▸ **Exercise requirements**
Check each line below for the word "JSON" and give the number of lines that have it, nothing more.
+--
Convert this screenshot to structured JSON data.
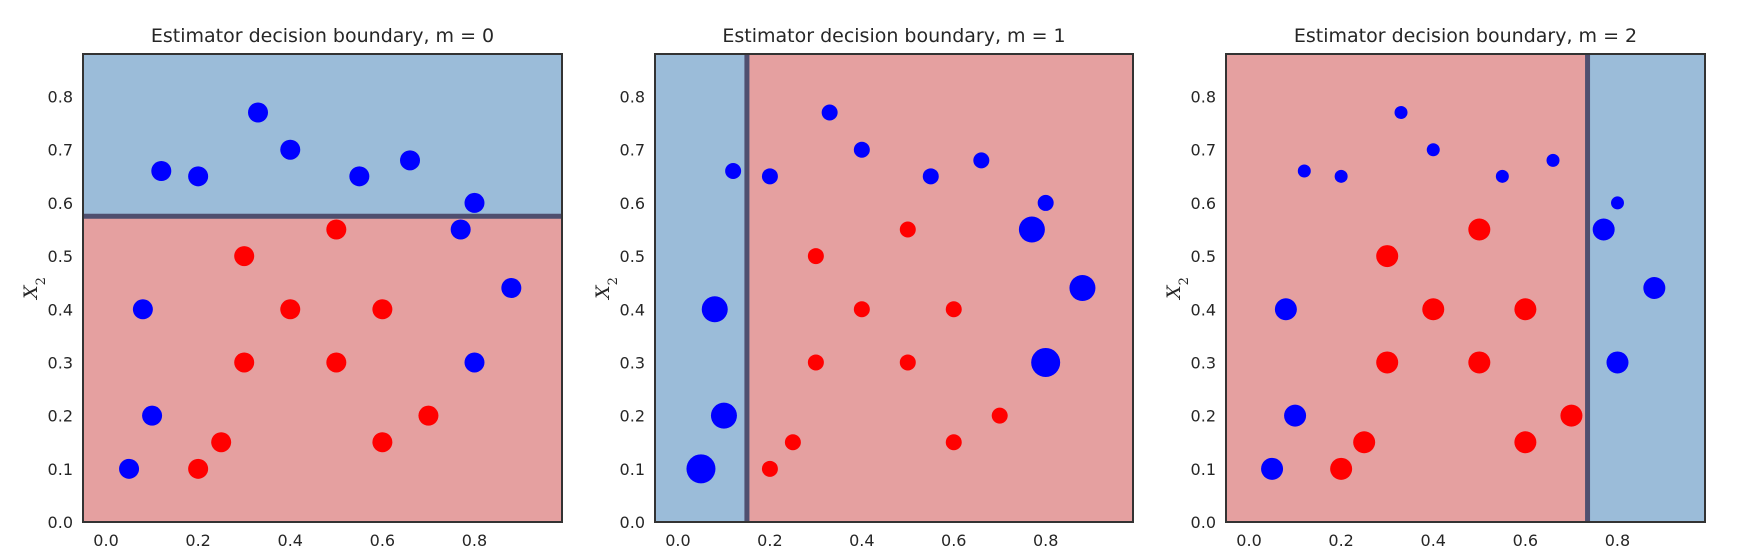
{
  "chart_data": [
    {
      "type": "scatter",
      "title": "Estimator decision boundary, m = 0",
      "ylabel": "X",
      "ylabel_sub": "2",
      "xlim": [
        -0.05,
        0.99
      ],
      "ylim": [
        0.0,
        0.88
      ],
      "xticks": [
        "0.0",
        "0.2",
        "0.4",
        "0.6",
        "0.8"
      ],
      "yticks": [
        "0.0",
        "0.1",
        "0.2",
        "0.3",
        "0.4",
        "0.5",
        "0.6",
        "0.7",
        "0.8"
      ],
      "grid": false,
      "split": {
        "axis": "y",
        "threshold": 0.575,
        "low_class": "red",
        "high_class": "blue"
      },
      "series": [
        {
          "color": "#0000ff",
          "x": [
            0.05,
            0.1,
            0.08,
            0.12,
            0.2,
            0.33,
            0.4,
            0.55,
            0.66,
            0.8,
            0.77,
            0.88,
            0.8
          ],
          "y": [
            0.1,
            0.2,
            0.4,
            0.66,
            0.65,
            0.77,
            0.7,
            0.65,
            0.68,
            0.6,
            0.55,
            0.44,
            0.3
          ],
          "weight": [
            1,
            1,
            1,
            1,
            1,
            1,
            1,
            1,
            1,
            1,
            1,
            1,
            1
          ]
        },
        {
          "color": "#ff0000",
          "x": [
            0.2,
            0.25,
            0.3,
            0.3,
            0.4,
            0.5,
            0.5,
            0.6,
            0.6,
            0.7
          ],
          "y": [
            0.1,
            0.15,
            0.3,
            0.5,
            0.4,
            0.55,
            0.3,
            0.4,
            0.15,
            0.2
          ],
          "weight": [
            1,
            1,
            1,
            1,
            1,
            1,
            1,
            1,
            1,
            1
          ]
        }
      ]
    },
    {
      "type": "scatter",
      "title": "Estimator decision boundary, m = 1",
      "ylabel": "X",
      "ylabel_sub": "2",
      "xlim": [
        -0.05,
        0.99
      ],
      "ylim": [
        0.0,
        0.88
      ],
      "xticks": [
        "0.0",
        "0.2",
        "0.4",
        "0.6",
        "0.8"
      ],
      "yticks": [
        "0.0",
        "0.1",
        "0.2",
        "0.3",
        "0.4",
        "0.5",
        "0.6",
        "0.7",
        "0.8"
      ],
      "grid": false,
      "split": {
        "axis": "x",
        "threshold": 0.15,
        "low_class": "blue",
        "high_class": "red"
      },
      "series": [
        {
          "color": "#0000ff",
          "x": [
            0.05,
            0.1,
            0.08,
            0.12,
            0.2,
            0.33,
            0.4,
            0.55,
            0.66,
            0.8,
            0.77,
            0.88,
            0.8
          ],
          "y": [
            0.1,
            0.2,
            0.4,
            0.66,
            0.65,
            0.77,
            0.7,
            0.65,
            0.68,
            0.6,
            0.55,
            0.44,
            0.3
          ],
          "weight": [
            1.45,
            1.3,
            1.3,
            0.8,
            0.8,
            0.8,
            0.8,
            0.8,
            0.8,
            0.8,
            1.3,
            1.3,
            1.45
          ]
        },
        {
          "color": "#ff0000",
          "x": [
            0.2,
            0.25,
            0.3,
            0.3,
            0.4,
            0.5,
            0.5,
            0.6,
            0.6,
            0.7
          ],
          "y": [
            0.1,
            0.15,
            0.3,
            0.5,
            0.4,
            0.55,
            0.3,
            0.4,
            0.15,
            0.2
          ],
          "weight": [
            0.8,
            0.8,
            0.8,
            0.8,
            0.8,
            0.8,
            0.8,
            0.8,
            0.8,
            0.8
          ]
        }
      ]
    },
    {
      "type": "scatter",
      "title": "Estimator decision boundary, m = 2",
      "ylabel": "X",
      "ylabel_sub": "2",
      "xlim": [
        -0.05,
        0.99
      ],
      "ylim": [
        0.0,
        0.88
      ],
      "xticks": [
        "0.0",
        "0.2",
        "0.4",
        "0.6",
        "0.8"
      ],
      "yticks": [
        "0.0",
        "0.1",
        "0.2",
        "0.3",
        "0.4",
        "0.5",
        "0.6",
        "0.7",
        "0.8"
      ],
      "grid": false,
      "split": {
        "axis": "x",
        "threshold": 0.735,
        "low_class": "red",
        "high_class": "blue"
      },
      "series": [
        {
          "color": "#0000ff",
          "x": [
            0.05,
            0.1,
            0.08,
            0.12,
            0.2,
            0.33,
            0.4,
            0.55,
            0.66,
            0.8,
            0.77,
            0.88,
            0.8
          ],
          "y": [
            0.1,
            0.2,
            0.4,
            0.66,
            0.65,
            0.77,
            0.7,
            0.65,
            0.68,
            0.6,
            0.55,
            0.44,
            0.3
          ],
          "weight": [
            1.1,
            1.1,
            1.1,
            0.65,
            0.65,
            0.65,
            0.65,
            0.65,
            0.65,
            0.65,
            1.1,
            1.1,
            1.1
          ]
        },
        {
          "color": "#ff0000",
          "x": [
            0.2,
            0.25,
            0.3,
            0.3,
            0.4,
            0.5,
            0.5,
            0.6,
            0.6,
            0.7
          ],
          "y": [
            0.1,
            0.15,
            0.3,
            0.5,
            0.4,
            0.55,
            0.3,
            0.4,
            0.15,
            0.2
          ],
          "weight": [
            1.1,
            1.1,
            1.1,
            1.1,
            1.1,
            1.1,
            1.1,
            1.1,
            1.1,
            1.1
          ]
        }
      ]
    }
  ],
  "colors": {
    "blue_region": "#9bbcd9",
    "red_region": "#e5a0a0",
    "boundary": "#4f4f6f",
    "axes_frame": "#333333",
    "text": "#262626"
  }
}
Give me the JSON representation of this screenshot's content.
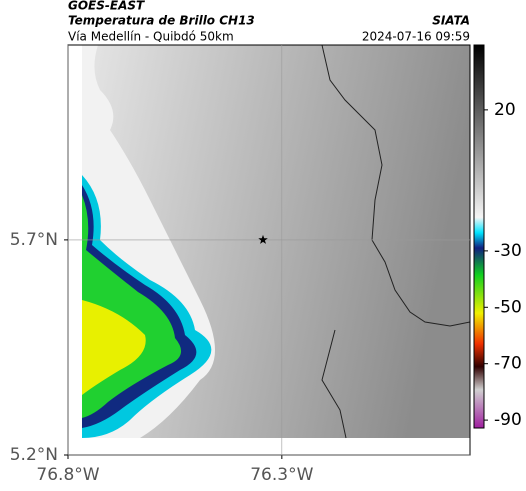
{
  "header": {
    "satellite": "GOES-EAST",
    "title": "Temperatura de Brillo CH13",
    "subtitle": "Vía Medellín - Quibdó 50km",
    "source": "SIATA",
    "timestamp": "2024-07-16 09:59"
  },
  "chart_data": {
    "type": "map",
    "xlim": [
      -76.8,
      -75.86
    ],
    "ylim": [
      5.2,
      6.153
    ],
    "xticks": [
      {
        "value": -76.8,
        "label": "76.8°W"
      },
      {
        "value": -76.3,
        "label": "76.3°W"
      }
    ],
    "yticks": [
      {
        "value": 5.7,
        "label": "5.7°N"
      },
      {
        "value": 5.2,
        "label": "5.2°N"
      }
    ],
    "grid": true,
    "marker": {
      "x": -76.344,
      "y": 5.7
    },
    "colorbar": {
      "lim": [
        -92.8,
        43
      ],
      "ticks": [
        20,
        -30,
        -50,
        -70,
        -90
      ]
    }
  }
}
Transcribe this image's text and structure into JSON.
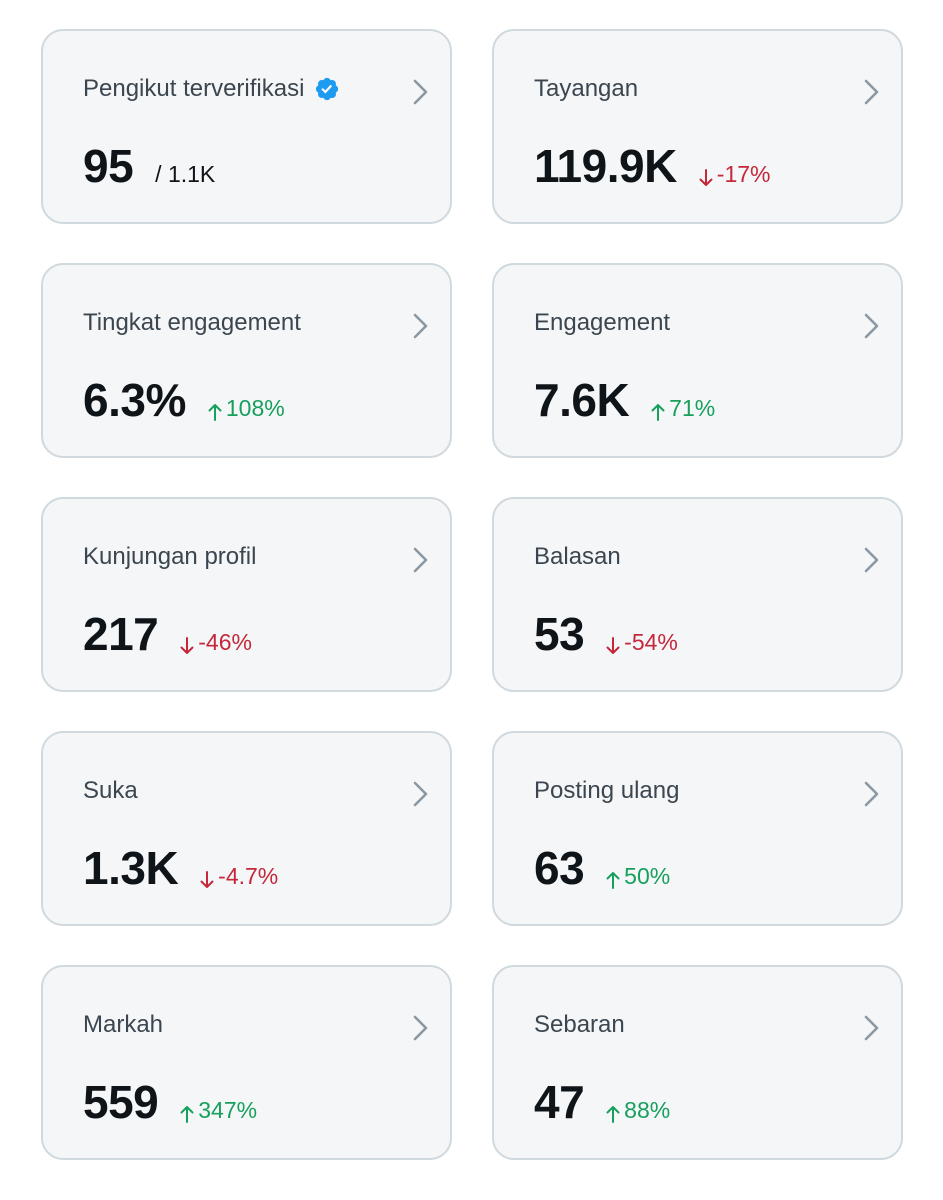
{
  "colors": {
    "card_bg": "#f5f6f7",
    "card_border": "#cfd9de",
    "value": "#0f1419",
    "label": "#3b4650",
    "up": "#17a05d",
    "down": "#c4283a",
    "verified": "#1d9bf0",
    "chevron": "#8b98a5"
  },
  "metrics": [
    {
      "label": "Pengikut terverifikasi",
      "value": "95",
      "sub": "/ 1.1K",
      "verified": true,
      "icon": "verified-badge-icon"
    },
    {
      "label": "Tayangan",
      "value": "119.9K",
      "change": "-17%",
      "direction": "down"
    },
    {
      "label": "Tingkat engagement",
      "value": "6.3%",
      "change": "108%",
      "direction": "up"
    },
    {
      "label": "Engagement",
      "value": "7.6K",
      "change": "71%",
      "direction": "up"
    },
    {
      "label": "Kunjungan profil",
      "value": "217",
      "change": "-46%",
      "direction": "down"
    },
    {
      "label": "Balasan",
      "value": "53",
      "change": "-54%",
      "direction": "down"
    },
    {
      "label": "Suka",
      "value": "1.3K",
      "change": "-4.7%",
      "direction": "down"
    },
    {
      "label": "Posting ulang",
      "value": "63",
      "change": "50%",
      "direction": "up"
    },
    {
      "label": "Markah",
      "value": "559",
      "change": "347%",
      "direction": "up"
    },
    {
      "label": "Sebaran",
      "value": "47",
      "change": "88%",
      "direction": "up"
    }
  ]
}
+--
▸ **Response for this exercise**
3